■ **Instructions for the task**
Every line containing the word "Einfach" needs to be found and copied.

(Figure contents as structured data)
──────

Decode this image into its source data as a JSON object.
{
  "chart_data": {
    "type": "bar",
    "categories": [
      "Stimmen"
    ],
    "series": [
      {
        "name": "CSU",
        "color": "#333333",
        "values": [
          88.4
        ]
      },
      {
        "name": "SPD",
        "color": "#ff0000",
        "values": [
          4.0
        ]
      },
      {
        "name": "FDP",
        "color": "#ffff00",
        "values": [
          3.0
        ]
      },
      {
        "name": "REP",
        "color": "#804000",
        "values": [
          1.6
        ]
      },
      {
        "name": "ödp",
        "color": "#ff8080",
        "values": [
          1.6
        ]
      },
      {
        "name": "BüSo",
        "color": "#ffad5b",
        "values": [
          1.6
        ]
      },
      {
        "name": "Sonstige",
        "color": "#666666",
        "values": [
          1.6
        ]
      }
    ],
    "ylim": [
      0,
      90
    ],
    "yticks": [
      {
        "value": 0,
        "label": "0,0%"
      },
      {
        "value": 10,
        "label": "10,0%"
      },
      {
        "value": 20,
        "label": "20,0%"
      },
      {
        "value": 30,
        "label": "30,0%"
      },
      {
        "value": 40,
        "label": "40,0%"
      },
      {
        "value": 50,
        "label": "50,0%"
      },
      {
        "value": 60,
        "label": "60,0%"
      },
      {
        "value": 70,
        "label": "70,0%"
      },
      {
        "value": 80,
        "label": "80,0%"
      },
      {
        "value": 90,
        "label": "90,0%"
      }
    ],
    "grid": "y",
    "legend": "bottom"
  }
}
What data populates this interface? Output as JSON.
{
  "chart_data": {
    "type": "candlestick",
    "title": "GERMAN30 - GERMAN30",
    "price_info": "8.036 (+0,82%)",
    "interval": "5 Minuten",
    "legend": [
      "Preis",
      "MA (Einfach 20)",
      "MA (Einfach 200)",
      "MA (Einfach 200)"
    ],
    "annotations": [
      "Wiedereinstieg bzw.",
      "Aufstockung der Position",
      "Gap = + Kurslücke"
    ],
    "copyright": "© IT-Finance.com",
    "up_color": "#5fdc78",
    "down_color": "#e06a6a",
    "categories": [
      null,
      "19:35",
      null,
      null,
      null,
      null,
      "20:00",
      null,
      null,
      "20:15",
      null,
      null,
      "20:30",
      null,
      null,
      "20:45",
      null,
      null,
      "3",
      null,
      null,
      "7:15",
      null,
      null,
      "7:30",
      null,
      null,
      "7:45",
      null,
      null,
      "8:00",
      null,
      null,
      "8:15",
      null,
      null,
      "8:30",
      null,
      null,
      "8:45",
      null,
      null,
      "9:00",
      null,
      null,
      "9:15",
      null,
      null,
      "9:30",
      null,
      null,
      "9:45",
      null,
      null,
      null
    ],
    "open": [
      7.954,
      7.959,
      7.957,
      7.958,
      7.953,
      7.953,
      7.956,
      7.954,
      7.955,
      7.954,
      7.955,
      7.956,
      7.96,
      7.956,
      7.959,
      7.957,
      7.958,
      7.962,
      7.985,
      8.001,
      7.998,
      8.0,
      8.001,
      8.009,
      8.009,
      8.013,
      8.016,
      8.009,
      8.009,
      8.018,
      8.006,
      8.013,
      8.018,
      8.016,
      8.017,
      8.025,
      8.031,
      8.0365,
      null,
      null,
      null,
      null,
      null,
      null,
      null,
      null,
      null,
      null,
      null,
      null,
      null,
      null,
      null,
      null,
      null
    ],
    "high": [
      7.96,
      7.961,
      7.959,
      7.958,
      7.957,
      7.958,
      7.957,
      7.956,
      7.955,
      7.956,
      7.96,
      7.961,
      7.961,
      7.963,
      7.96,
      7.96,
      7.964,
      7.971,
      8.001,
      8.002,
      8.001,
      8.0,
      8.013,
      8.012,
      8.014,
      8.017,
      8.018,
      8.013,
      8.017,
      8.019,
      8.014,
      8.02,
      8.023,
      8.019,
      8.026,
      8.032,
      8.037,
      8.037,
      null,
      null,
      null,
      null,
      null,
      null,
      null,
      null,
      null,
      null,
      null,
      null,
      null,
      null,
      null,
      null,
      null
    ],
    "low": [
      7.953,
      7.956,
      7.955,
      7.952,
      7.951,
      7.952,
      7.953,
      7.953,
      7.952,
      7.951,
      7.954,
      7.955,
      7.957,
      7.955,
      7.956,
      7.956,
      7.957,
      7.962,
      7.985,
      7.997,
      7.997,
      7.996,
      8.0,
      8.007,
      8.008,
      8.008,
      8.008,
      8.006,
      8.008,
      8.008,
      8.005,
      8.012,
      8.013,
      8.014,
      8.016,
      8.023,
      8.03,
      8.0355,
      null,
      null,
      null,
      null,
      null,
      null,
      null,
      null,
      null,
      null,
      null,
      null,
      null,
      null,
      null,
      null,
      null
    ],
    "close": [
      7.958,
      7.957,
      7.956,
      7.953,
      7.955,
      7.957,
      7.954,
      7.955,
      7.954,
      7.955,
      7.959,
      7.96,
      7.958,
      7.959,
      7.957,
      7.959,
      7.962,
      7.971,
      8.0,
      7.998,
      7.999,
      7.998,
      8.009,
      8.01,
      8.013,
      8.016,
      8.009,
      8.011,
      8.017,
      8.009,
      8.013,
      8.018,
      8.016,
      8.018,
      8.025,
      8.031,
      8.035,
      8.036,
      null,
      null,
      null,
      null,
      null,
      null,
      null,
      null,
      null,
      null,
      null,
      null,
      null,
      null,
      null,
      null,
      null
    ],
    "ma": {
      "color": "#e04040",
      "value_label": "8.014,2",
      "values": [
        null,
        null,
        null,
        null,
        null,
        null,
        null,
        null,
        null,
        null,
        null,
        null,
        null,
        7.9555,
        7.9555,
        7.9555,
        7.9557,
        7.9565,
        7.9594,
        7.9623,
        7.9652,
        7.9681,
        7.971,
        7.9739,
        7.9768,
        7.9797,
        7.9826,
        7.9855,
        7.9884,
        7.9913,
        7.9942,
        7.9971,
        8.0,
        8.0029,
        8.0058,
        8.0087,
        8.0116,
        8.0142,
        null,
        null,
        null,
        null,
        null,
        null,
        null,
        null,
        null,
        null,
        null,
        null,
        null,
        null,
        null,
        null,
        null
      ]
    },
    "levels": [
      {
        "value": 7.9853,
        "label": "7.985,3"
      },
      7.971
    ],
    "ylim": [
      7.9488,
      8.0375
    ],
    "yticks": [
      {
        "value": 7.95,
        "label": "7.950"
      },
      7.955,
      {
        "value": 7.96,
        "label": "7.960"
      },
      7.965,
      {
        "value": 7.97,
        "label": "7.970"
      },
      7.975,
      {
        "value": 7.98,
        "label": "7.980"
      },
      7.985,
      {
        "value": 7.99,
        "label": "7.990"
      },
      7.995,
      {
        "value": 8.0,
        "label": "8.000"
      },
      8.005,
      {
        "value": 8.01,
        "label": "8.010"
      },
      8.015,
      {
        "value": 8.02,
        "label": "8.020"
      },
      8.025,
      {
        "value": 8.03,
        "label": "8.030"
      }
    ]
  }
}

──────

■ **Full solution**
      "MA (Einfach 20)",
      "MA (Einfach 200)",
      "MA (Einfach 200)"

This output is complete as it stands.